-- BEGIN --

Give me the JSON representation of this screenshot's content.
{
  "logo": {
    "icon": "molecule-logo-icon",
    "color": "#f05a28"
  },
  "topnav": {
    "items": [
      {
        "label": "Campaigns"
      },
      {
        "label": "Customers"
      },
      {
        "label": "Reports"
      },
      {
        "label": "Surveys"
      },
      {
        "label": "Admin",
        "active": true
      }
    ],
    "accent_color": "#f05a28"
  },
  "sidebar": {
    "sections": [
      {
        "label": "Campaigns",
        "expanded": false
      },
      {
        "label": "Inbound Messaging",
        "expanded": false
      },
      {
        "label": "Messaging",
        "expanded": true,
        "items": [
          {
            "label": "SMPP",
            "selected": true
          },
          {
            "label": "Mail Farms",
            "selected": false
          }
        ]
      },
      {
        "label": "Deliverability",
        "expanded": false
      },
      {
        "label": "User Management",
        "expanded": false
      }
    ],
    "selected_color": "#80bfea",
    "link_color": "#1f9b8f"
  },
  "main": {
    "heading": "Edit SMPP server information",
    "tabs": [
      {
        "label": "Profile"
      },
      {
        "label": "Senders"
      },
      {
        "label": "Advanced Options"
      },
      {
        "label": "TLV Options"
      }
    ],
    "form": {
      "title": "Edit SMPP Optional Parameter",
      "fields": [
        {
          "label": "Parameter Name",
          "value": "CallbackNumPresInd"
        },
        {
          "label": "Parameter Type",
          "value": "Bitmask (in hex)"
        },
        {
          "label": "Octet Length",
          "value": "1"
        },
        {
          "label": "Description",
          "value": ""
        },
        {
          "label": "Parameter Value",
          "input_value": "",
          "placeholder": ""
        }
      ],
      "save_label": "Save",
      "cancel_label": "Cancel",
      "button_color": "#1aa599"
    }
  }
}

-- END --
-- BEGIN --

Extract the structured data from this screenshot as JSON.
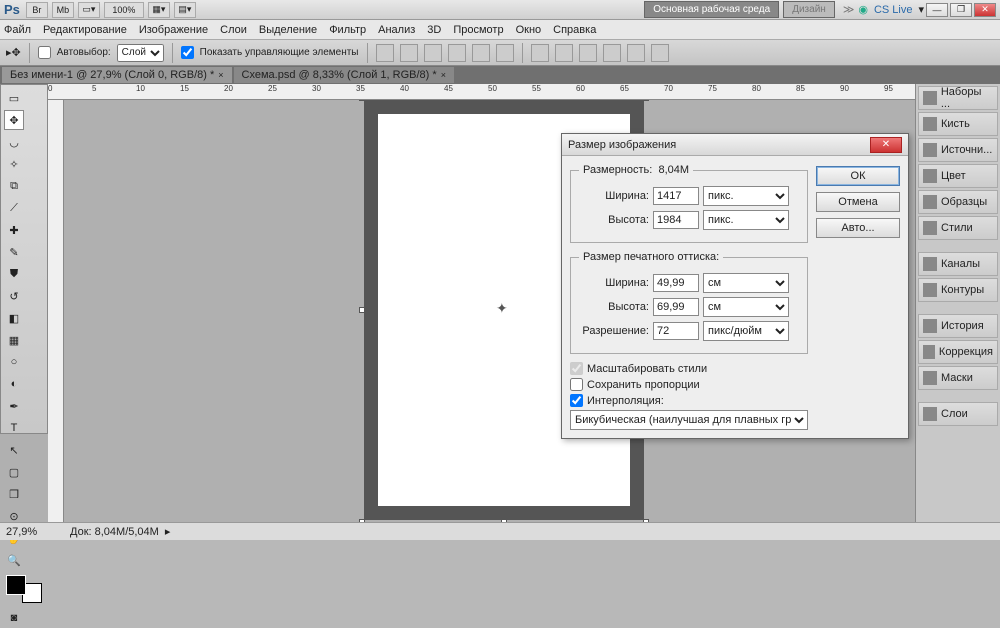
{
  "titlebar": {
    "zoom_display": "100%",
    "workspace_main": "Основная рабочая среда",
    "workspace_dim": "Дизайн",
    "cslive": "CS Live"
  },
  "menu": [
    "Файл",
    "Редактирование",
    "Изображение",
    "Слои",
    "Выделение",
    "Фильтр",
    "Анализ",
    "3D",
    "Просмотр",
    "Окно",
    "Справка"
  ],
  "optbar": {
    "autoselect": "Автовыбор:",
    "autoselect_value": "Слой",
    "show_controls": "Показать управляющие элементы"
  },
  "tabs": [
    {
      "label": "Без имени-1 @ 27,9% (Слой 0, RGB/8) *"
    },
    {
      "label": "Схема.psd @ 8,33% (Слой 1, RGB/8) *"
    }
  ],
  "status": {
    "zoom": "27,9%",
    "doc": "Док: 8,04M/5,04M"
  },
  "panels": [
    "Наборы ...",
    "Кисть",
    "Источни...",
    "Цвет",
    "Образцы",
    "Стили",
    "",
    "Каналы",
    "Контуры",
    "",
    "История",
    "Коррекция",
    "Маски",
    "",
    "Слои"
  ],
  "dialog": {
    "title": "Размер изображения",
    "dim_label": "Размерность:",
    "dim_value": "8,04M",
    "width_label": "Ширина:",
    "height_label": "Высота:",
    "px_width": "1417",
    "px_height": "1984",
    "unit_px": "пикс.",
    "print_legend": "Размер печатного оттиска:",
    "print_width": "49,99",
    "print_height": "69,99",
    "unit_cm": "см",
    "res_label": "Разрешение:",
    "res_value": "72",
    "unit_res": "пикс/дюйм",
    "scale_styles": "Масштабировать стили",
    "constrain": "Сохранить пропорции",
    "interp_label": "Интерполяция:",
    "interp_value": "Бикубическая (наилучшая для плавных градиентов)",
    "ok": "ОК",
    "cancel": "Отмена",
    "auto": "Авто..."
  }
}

-- END --
-- BEGIN --

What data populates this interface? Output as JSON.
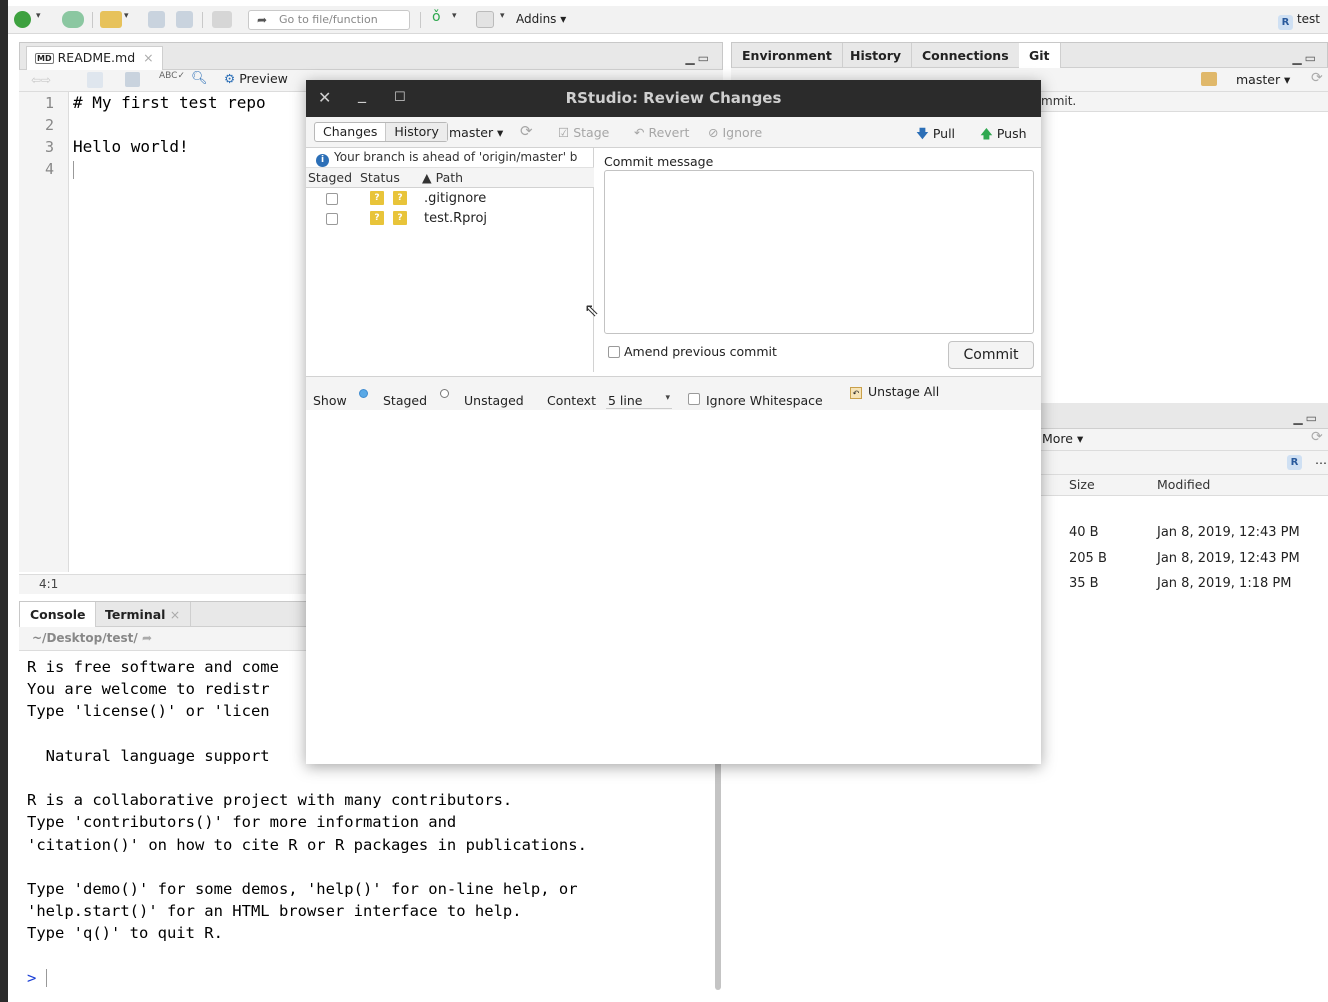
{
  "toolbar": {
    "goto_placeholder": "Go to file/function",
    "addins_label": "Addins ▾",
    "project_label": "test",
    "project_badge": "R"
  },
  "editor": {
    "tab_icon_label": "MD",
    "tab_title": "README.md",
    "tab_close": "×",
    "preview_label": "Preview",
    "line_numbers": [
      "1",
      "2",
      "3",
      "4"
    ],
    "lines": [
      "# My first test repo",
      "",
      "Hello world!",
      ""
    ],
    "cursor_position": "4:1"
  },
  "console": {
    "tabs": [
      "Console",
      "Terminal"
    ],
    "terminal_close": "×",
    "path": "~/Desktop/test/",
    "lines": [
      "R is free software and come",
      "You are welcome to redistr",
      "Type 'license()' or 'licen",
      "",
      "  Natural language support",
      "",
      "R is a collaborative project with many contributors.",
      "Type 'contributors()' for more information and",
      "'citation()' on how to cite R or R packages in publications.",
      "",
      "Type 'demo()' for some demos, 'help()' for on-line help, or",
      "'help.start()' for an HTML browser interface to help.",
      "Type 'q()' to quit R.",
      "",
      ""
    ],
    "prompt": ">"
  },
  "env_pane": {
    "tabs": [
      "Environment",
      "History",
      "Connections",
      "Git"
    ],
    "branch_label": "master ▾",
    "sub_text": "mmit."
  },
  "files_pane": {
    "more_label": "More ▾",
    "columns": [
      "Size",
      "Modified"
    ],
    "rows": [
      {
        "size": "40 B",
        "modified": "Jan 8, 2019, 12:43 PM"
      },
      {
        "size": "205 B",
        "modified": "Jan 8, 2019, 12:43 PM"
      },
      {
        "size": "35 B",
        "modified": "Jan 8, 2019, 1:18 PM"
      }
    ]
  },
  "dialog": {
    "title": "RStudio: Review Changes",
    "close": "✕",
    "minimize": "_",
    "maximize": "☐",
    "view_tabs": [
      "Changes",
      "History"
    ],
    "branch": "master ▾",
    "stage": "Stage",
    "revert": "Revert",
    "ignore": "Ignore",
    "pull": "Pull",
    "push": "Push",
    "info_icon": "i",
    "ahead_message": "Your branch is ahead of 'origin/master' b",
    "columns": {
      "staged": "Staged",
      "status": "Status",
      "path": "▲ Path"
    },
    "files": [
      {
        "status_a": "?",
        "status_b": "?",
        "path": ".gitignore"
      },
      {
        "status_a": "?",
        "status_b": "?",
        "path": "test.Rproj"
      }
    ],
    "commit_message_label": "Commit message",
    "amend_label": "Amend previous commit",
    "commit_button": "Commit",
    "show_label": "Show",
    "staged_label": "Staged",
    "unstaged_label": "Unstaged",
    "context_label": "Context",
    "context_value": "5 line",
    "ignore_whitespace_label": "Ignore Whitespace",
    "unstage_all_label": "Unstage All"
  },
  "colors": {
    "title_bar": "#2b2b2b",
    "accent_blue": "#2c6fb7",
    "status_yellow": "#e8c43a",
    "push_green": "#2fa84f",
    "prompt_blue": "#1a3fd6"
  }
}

-- END --

Set exercise
Find the lines above that include the string "interface" and copy them.

Exercise output
What data populates this interface? Output as JSON.
      "'help.start()' for an HTML browser interface to help.",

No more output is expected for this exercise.